* **TASK DESCRIPTION**:
Transcribe all of the material exactly. Any picture in it should be left out.

········

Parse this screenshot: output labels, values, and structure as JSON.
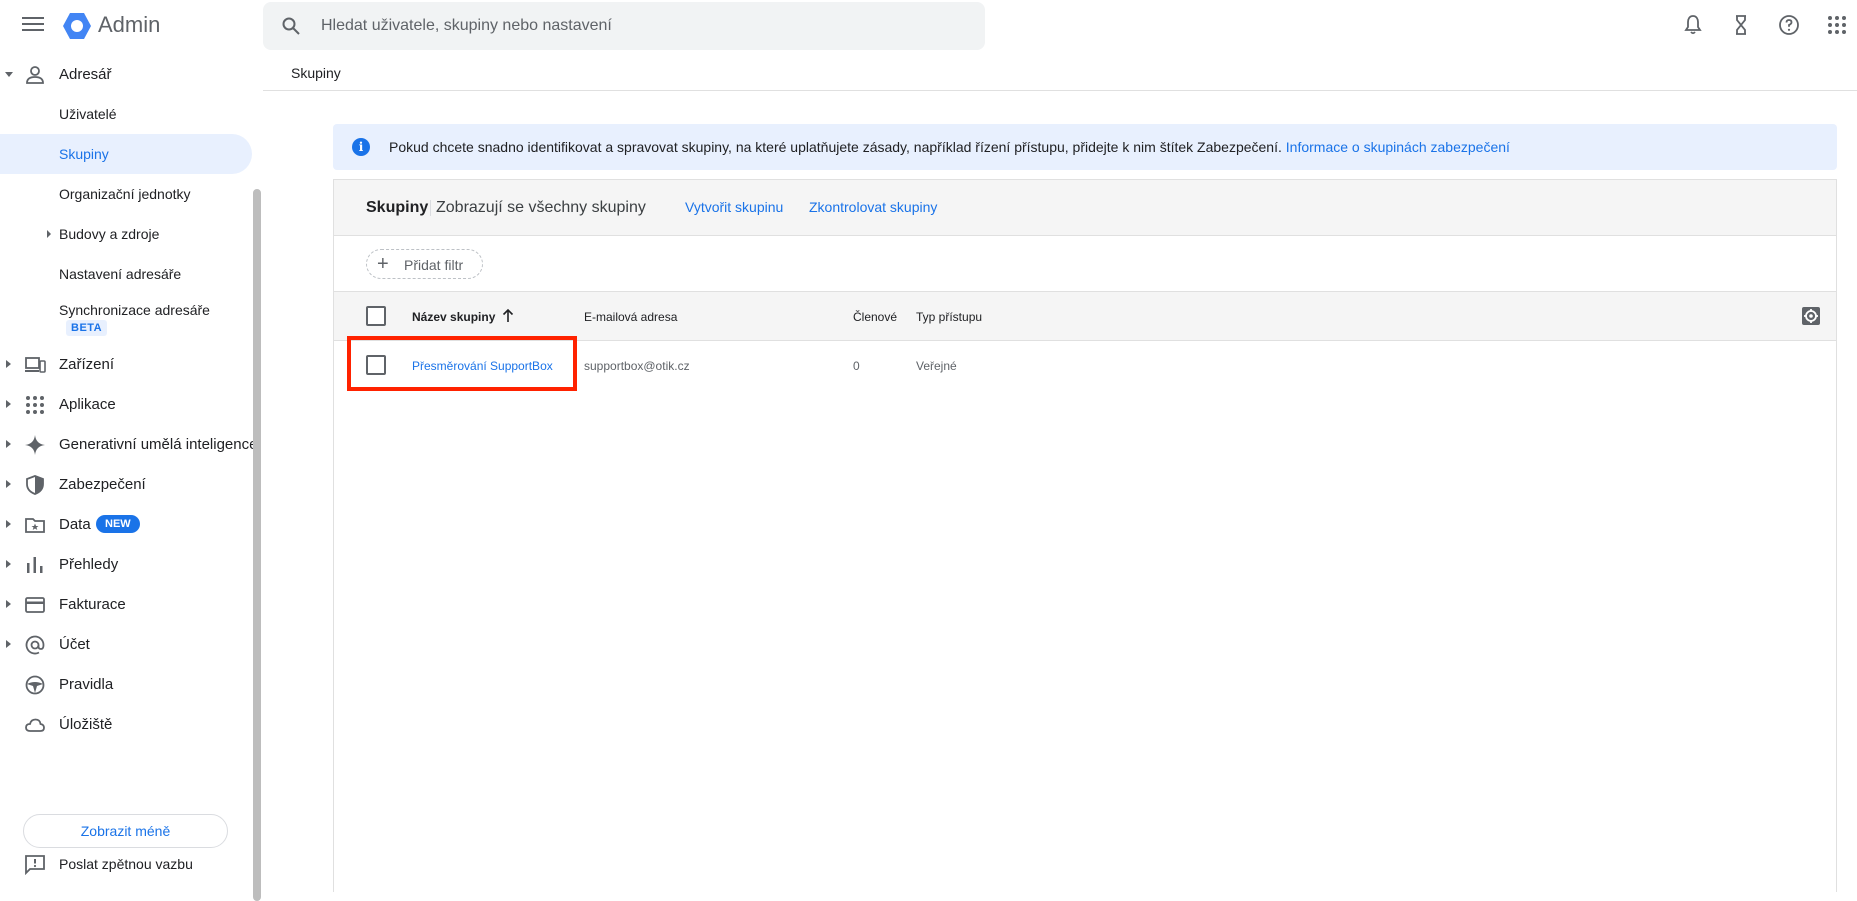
{
  "app": {
    "title": "Admin"
  },
  "search": {
    "placeholder": "Hledat uživatele, skupiny nebo nastavení"
  },
  "breadcrumb": {
    "current": "Skupiny"
  },
  "sidebar": {
    "adresar": "Adresář",
    "sub": {
      "users": "Uživatelé",
      "groups": "Skupiny",
      "org_units": "Organizační jednotky",
      "buildings": "Budovy a zdroje",
      "directory_settings": "Nastavení adresáře",
      "directory_sync": "Synchronizace adresáře",
      "beta": "BETA"
    },
    "items": {
      "devices": "Zařízení",
      "apps": "Aplikace",
      "gen_ai": "Generativní umělá inteligence",
      "security": "Zabezpečení",
      "data": "Data",
      "data_badge": "NEW",
      "reports": "Přehledy",
      "billing": "Fakturace",
      "account": "Účet",
      "rules": "Pravidla",
      "storage": "Úložiště"
    },
    "show_less": "Zobrazit méně",
    "feedback": "Poslat zpětnou vazbu"
  },
  "banner": {
    "text": "Pokud chcete snadno identifikovat a spravovat skupiny, na které uplatňujete zásady, například řízení přístupu, přidejte k nim štítek Zabezpečení. ",
    "link": "Informace o skupinách zabezpečení",
    "info_glyph": "i"
  },
  "panel": {
    "title": "Skupiny",
    "subtitle": "Zobrazují se všechny skupiny",
    "create": "Vytvořit skupinu",
    "review": "Zkontrolovat skupiny",
    "filter": "Přidat filtr"
  },
  "table": {
    "columns": {
      "name": "Název skupiny",
      "email": "E-mailová adresa",
      "members": "Členové",
      "access": "Typ přístupu"
    },
    "rows": [
      {
        "name": "Přesměrování SupportBox",
        "email": "supportbox@otik.cz",
        "members": "0",
        "access": "Veřejné"
      }
    ]
  },
  "colors": {
    "accent": "#1a73e8",
    "highlight": "#ff2200",
    "active_bg": "#e8f0fe"
  }
}
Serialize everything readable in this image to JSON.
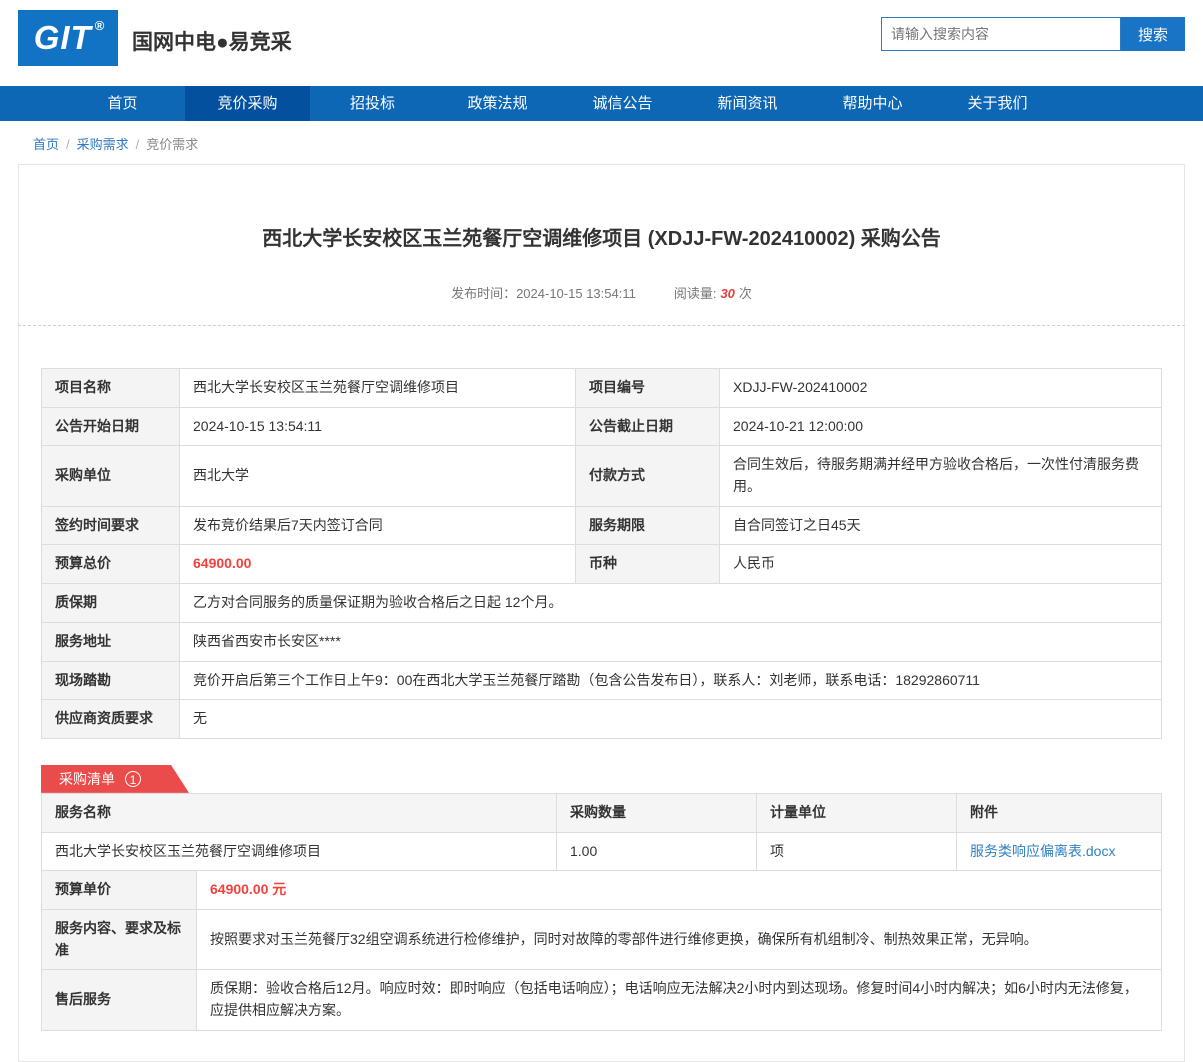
{
  "header": {
    "logo_text": "GIT",
    "logo_reg": "®",
    "brand": "国网中电●易竞采",
    "search_placeholder": "请输入搜索内容",
    "search_button": "搜索"
  },
  "nav": {
    "items": [
      {
        "label": "首页",
        "active": false
      },
      {
        "label": "竞价采购",
        "active": true
      },
      {
        "label": "招投标",
        "active": false
      },
      {
        "label": "政策法规",
        "active": false
      },
      {
        "label": "诚信公告",
        "active": false
      },
      {
        "label": "新闻资讯",
        "active": false
      },
      {
        "label": "帮助中心",
        "active": false
      },
      {
        "label": "关于我们",
        "active": false
      }
    ]
  },
  "breadcrumb": {
    "home": "首页",
    "sep": "/",
    "level2": "采购需求",
    "current": "竞价需求"
  },
  "announcement": {
    "title": "西北大学长安校区玉兰苑餐厅空调维修项目 (XDJJ-FW-202410002) 采购公告",
    "publish_label": "发布时间：",
    "publish_time": "2024-10-15 13:54:11",
    "views_label": "阅读量:",
    "views_count": "30",
    "views_unit": "次"
  },
  "info": {
    "rows": [
      {
        "l1": "项目名称",
        "v1": "西北大学长安校区玉兰苑餐厅空调维修项目",
        "l2": "项目编号",
        "v2": "XDJJ-FW-202410002"
      },
      {
        "l1": "公告开始日期",
        "v1": "2024-10-15 13:54:11",
        "l2": "公告截止日期",
        "v2": "2024-10-21 12:00:00"
      },
      {
        "l1": "采购单位",
        "v1": "西北大学",
        "l2": "付款方式",
        "v2": "合同生效后，待服务期满并经甲方验收合格后，一次性付清服务费用。"
      },
      {
        "l1": "签约时间要求",
        "v1": "发布竞价结果后7天内签订合同",
        "l2": "服务期限",
        "v2": "自合同签订之日45天"
      },
      {
        "l1": "预算总价",
        "v1": "64900.00",
        "l2": "币种",
        "v2": "人民币"
      }
    ],
    "full_rows": [
      {
        "label": "质保期",
        "value": "乙方对合同服务的质量保证期为验收合格后之日起 12个月。"
      },
      {
        "label": "服务地址",
        "value": "陕西省西安市长安区****"
      },
      {
        "label": "现场踏勘",
        "value": "竞价开启后第三个工作日上午9：00在西北大学玉兰苑餐厅踏勘（包含公告发布日），联系人：刘老师，联系电话：18292860711"
      },
      {
        "label": "供应商资质要求",
        "value": "无"
      }
    ]
  },
  "list": {
    "badge_label": "采购清单",
    "badge_count": "1",
    "headers": [
      "服务名称",
      "采购数量",
      "计量单位",
      "附件"
    ],
    "row": {
      "name": "西北大学长安校区玉兰苑餐厅空调维修项目",
      "qty": "1.00",
      "unit": "项",
      "attachment": "服务类响应偏离表.docx"
    },
    "detail_rows": [
      {
        "label": "预算单价",
        "value": "64900.00 元"
      },
      {
        "label": "服务内容、要求及标准",
        "value": "按照要求对玉兰苑餐厅32组空调系统进行检修维护，同时对故障的零部件进行维修更换，确保所有机组制冷、制热效果正常，无异响。"
      },
      {
        "label": "售后服务",
        "value": "质保期：验收合格后12月。响应时效：即时响应（包括电话响应）；电话响应无法解决2小时内到达现场。修复时间4小时内解决；如6小时内无法修复，应提供相应解决方案。"
      }
    ]
  },
  "colors": {
    "nav_blue": "#0d67b5",
    "nav_active_blue": "#03519e",
    "logo_blue": "#1273c4",
    "search_button_blue": "#1a74c5",
    "price_red": "#f0413c",
    "badge_red": "#ea4c4c",
    "link_blue": "#2f81c4",
    "views_red": "#e23b3b"
  }
}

········

* **ANSWER TO THE EXERCISE**:
Parse this screenshot: output labels, values, and structure as JSON.
{
  "app": {
    "title": "Admin"
  },
  "search": {
    "placeholder": "Hledat uživatele, skupiny nebo nastavení"
  },
  "breadcrumb": {
    "current": "Skupiny"
  },
  "sidebar": {
    "adresar": "Adresář",
    "sub": {
      "users": "Uživatelé",
      "groups": "Skupiny",
      "org_units": "Organizační jednotky",
      "buildings": "Budovy a zdroje",
      "directory_settings": "Nastavení adresáře",
      "directory_sync": "Synchronizace adresáře",
      "beta": "BETA"
    },
    "items": {
      "devices": "Zařízení",
      "apps": "Aplikace",
      "gen_ai": "Generativní umělá inteligence",
      "security": "Zabezpečení",
      "data": "Data",
      "data_badge": "NEW",
      "reports": "Přehledy",
      "billing": "Fakturace",
      "account": "Účet",
      "rules": "Pravidla",
      "storage": "Úložiště"
    },
    "show_less": "Zobrazit méně",
    "feedback": "Poslat zpětnou vazbu"
  },
  "banner": {
    "text": "Pokud chcete snadno identifikovat a spravovat skupiny, na které uplatňujete zásady, například řízení přístupu, přidejte k nim štítek Zabezpečení. ",
    "link": "Informace o skupinách zabezpečení",
    "info_glyph": "i"
  },
  "panel": {
    "title": "Skupiny",
    "subtitle": "Zobrazují se všechny skupiny",
    "create": "Vytvořit skupinu",
    "review": "Zkontrolovat skupiny",
    "filter": "Přidat filtr"
  },
  "table": {
    "columns": {
      "name": "Název skupiny",
      "email": "E-mailová adresa",
      "members": "Členové",
      "access": "Typ přístupu"
    },
    "rows": [
      {
        "name": "Přesměrování SupportBox",
        "email": "supportbox@otik.cz",
        "members": "0",
        "access": "Veřejné"
      }
    ]
  },
  "colors": {
    "accent": "#1a73e8",
    "highlight": "#ff2200",
    "active_bg": "#e8f0fe"
  }
}
Serialize everything readable in this image to JSON.
{
  "header": {
    "logo_text": "GIT",
    "logo_reg": "®",
    "brand": "国网中电●易竞采",
    "search_placeholder": "请输入搜索内容",
    "search_button": "搜索"
  },
  "nav": {
    "items": [
      {
        "label": "首页",
        "active": false
      },
      {
        "label": "竞价采购",
        "active": true
      },
      {
        "label": "招投标",
        "active": false
      },
      {
        "label": "政策法规",
        "active": false
      },
      {
        "label": "诚信公告",
        "active": false
      },
      {
        "label": "新闻资讯",
        "active": false
      },
      {
        "label": "帮助中心",
        "active": false
      },
      {
        "label": "关于我们",
        "active": false
      }
    ]
  },
  "breadcrumb": {
    "home": "首页",
    "sep": "/",
    "level2": "采购需求",
    "current": "竞价需求"
  },
  "announcement": {
    "title": "西北大学长安校区玉兰苑餐厅空调维修项目 (XDJJ-FW-202410002) 采购公告",
    "publish_label": "发布时间：",
    "publish_time": "2024-10-15 13:54:11",
    "views_label": "阅读量:",
    "views_count": "30",
    "views_unit": "次"
  },
  "info": {
    "rows": [
      {
        "l1": "项目名称",
        "v1": "西北大学长安校区玉兰苑餐厅空调维修项目",
        "l2": "项目编号",
        "v2": "XDJJ-FW-202410002"
      },
      {
        "l1": "公告开始日期",
        "v1": "2024-10-15 13:54:11",
        "l2": "公告截止日期",
        "v2": "2024-10-21 12:00:00"
      },
      {
        "l1": "采购单位",
        "v1": "西北大学",
        "l2": "付款方式",
        "v2": "合同生效后，待服务期满并经甲方验收合格后，一次性付清服务费用。"
      },
      {
        "l1": "签约时间要求",
        "v1": "发布竞价结果后7天内签订合同",
        "l2": "服务期限",
        "v2": "自合同签订之日45天"
      },
      {
        "l1": "预算总价",
        "v1": "64900.00",
        "l2": "币种",
        "v2": "人民币"
      }
    ],
    "full_rows": [
      {
        "label": "质保期",
        "value": "乙方对合同服务的质量保证期为验收合格后之日起 12个月。"
      },
      {
        "label": "服务地址",
        "value": "陕西省西安市长安区****"
      },
      {
        "label": "现场踏勘",
        "value": "竞价开启后第三个工作日上午9：00在西北大学玉兰苑餐厅踏勘（包含公告发布日），联系人：刘老师，联系电话：18292860711"
      },
      {
        "label": "供应商资质要求",
        "value": "无"
      }
    ]
  },
  "list": {
    "badge_label": "采购清单",
    "badge_count": "1",
    "headers": [
      "服务名称",
      "采购数量",
      "计量单位",
      "附件"
    ],
    "row": {
      "name": "西北大学长安校区玉兰苑餐厅空调维修项目",
      "qty": "1.00",
      "unit": "项",
      "attachment": "服务类响应偏离表.docx"
    },
    "detail_rows": [
      {
        "label": "预算单价",
        "value": "64900.00 元"
      },
      {
        "label": "服务内容、要求及标准",
        "value": "按照要求对玉兰苑餐厅32组空调系统进行检修维护，同时对故障的零部件进行维修更换，确保所有机组制冷、制热效果正常，无异响。"
      },
      {
        "label": "售后服务",
        "value": "质保期：验收合格后12月。响应时效：即时响应（包括电话响应）；电话响应无法解决2小时内到达现场。修复时间4小时内解决；如6小时内无法修复，应提供相应解决方案。"
      }
    ]
  },
  "colors": {
    "nav_blue": "#0d67b5",
    "nav_active_blue": "#03519e",
    "logo_blue": "#1273c4",
    "search_button_blue": "#1a74c5",
    "price_red": "#f0413c",
    "badge_red": "#ea4c4c",
    "link_blue": "#2f81c4",
    "views_red": "#e23b3b"
  }
}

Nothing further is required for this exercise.